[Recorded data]
━━━━━━━━
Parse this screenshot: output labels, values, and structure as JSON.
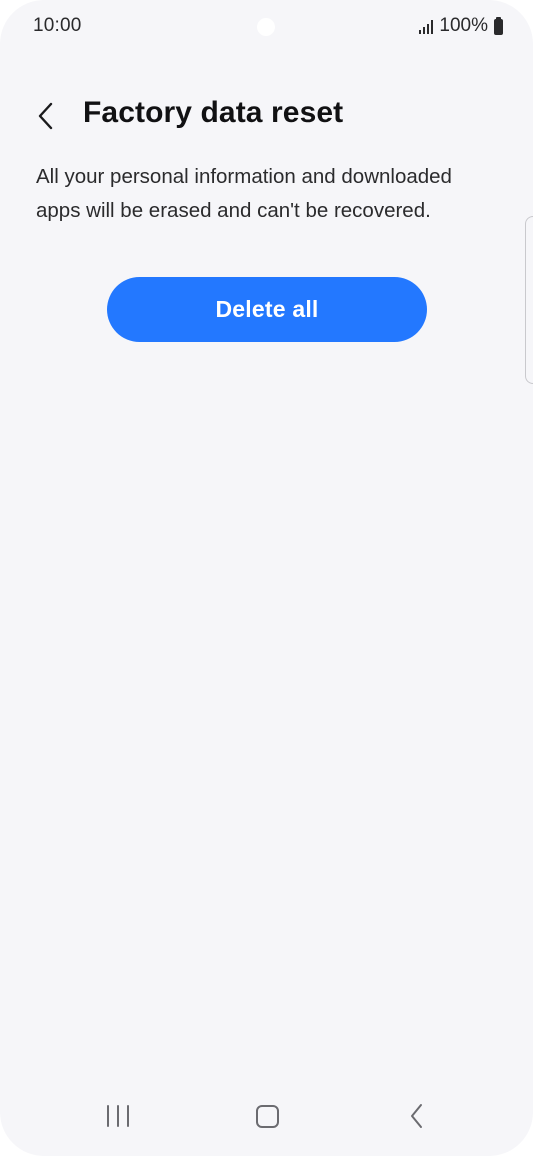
{
  "status_bar": {
    "time": "10:00",
    "battery": "100%"
  },
  "header": {
    "title": "Factory data reset",
    "back_icon": "chevron-left-icon"
  },
  "content": {
    "description": "All your personal information and downloaded apps will be erased and can't be recovered.",
    "delete_button_label": "Delete all"
  },
  "nav_bar": {
    "recents_icon": "recents-icon",
    "home_icon": "home-icon",
    "back_icon": "back-icon"
  },
  "colors": {
    "background": "#f6f6f9",
    "accent": "#2378ff",
    "text": "#111113"
  }
}
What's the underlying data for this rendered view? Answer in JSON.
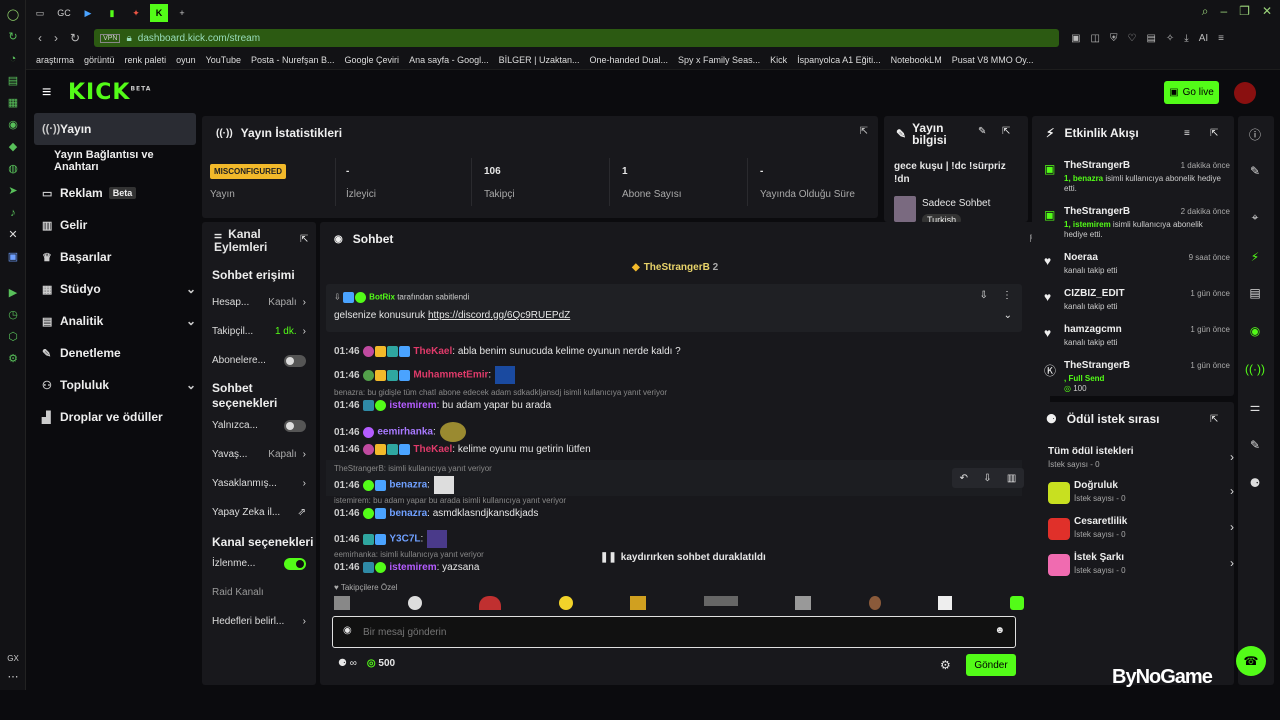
{
  "browser": {
    "url": "dashboard.kick.com/stream",
    "vpn_label": "VPN",
    "tabs": [
      "GC",
      "K"
    ],
    "bookmarks": [
      "araştırma",
      "görüntü",
      "renk paleti",
      "oyun",
      "YouTube",
      "Posta - Nurefşan B...",
      "Google Çeviri",
      "Ana sayfa - Googl...",
      "BİLGER | Uzaktan...",
      "One-handed Dual...",
      "Spy x Family Seas...",
      "Kick",
      "İspanyolca A1 Eğiti...",
      "NotebookLM",
      "Pusat V8 MMO Oy..."
    ],
    "ai_label": "AI"
  },
  "header": {
    "logo": "KICK",
    "logo_sup": "BETA",
    "go_live": "Go live"
  },
  "nav": {
    "items": [
      {
        "label": "Yayın"
      },
      {
        "label": "Yayın Bağlantısı ve Anahtarı"
      },
      {
        "label": "Reklam",
        "badge": "Beta"
      },
      {
        "label": "Gelir"
      },
      {
        "label": "Başarılar"
      },
      {
        "label": "Stüdyo"
      },
      {
        "label": "Analitik"
      },
      {
        "label": "Denetleme"
      },
      {
        "label": "Topluluk"
      },
      {
        "label": "Droplar ve ödüller"
      }
    ]
  },
  "stats": {
    "title": "Yayın İstatistikleri",
    "status_badge": "MISCONFIGURED",
    "status_label": "Yayın",
    "items": [
      {
        "value": "-",
        "label": "İzleyici"
      },
      {
        "value": "106",
        "label": "Takipçi"
      },
      {
        "value": "1",
        "label": "Abone Sayısı"
      },
      {
        "value": "-",
        "label": "Yayında Olduğu Süre"
      }
    ]
  },
  "info": {
    "title": "Yayın bilgisi",
    "stream_title": "gece kuşu | !dc !sürpriz !dn",
    "category": "Sadece Sohbet",
    "tag": "Turkish"
  },
  "actions": {
    "title": "Kanal Eylemleri",
    "sec1": "Sohbet erişimi",
    "r1": "Hesap...",
    "r1v": "Kapalı",
    "r2": "Takipçil...",
    "r2v": "1 dk.",
    "r3": "Abonelere...",
    "sec2": "Sohbet seçenekleri",
    "r4": "Yalnızca...",
    "r5": "Yavaş...",
    "r5v": "Kapalı",
    "r6": "Yasaklanmış...",
    "r7": "Yapay Zeka il...",
    "sec3": "Kanal seçenekleri",
    "r8": "İzlenme...",
    "r9": "Raid Kanalı",
    "r10": "Hedefleri belirl..."
  },
  "chat": {
    "title": "Sohbet",
    "top_user": "TheStrangerB",
    "top_count": "2",
    "pinned_by": "BotRix",
    "pinned_suffix": "tarafından sabitlendi",
    "pinned_text": "gelsenize konusuruk",
    "pinned_link": "https://discord.gg/6Qc9RUEPdZ",
    "messages": [
      {
        "time": "01:46",
        "user": "TheKael",
        "text": ": abla benim sunucuda kelime oyunun nerde kaldı ?"
      },
      {
        "time": "01:46",
        "user": "MuhammetEmir",
        "text": ":"
      },
      {
        "time": "01:46",
        "user": "istemirem",
        "text": ": bu adam yapar bu arada",
        "reply": "benazra: bu gidişle tüm chatI abone edecek adam sdkadkljansdj isimli kullanıcıya yanıt veriyor"
      },
      {
        "time": "01:46",
        "user": "eemirhanka",
        "text": ":"
      },
      {
        "time": "01:46",
        "user": "TheKael",
        "text": ": kelime oyunu mu getirin lütfen"
      },
      {
        "time": "01:46",
        "user": "benazra",
        "text": ":",
        "reply": "TheStrangerB:  isimli kullanıcıya yanıt veriyor"
      },
      {
        "time": "01:46",
        "user": "benazra",
        "text": ": asmdklasndjkansdkjads",
        "reply": "istemirem: bu adam yapar bu arada isimli kullanıcıya yanıt veriyor"
      },
      {
        "time": "01:46",
        "user": "Y3C7L",
        "text": ":"
      },
      {
        "time": "01:46",
        "user": "istemirem",
        "text": ": yazsana",
        "reply": "eemirhanka:  isimli kullanıcıya yanıt veriyor"
      }
    ],
    "paused": "kaydırırken sohbet duraklatıldı",
    "followers_only": "Takipçilere Özel",
    "input_placeholder": "Bir mesaj gönderin",
    "points": "500",
    "send": "Gönder"
  },
  "activity": {
    "title": "Etkinlik Akışı",
    "events": [
      {
        "name": "TheStrangerB",
        "time": "1 dakika önce",
        "hl": "1, benazra",
        "desc": " isimli kullanıcıya abonelik hediye etti."
      },
      {
        "name": "TheStrangerB",
        "time": "2 dakika önce",
        "hl": "1, istemirem",
        "desc": " isimli kullanıcıya abonelik hediye etti."
      },
      {
        "name": "Noeraa",
        "time": "9 saat önce",
        "hl": "",
        "desc": "kanalı takip etti"
      },
      {
        "name": "CIZBIZ_EDIT",
        "time": "1 gün önce",
        "hl": "",
        "desc": "kanalı takip etti"
      },
      {
        "name": "hamzagcmn",
        "time": "1 gün önce",
        "hl": "",
        "desc": "kanalı takip etti"
      },
      {
        "name": "TheStrangerB",
        "time": "1 gün önce",
        "hl": ", Full Send",
        "desc": ""
      }
    ],
    "last_amount": "100"
  },
  "rewards": {
    "title": "Ödül istek sırası",
    "items": [
      {
        "name": "Tüm ödül istekleri",
        "sub": "İstek sayısı - 0"
      },
      {
        "name": "Doğruluk",
        "sub": "İstek sayısı - 0"
      },
      {
        "name": "Cesaretlilik",
        "sub": "İstek sayısı - 0"
      },
      {
        "name": "İstek Şarkı",
        "sub": "İstek sayısı - 0"
      }
    ]
  },
  "watermark": "ByNoGame",
  "colors": {
    "accent": "#53fc18",
    "panel": "#18181c",
    "bg": "#0b0b0e"
  }
}
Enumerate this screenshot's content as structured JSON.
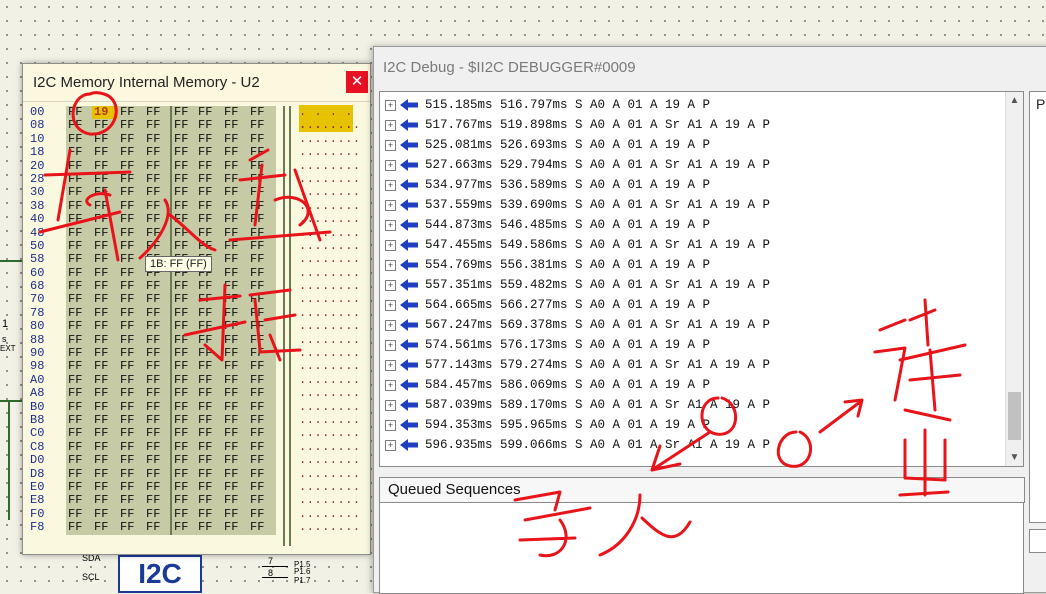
━━━━━━━━
Task to complete: Work out the count of lines containing the word "dakika", then write only that count.

Result below: 2